**Exercise requirements**
Without the pictures, copy all the entries below exactly.

**Information shown**
········

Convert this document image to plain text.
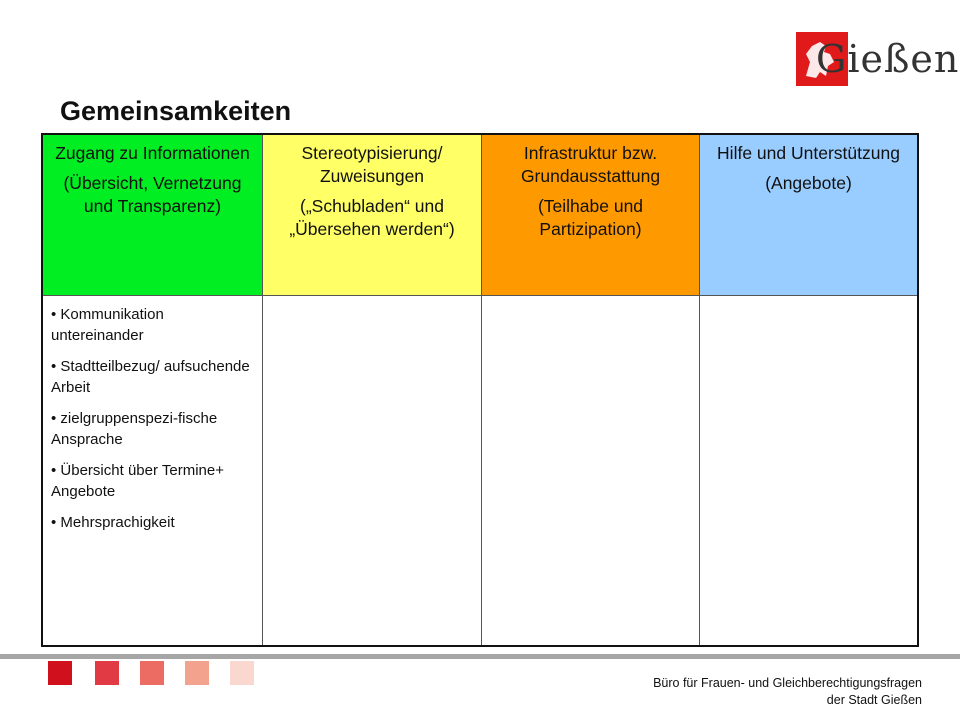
Gießen
Gemeinsamkeiten

Zugang zu Informationen

(Übersicht, Vernetzung und Transparenz)

• Kommunikation untereinander

• Stadtteilbezug/ aufsuchende Arbeit

• zielgruppenspezi-fische Ansprache

• Übersicht über Termine+ Angebote

• Mehrsprachigkeit

Stereotypisierung/ Zuweisungen

(„Schubladen“ und „Übersehen werden“)

Infrastruktur bzw. Grundausstattung

(Teilhabe und Partizipation)

Hilfe und Unterstützung

(Angebote)

Büro für Frauen- und Gleichberechtigungsfragen
der Stadt Gießen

········

**Response for this exercise**
Convert this document image to plain text.
Gießen
Gemeinsamkeiten

Zugang zu Informationen

(Übersicht, Vernetzung und Transparenz)

• Kommunikation untereinander

• Stadtteilbezug/ aufsuchende Arbeit

• zielgruppenspezi-fische Ansprache

• Übersicht über Termine+ Angebote

• Mehrsprachigkeit

Stereotypisierung/ Zuweisungen

(„Schubladen“ und „Übersehen werden“)

Infrastruktur bzw. Grundausstattung

(Teilhabe und Partizipation)

Hilfe und Unterstützung

(Angebote)

Büro für Frauen- und Gleichberechtigungsfragen
der Stadt Gießen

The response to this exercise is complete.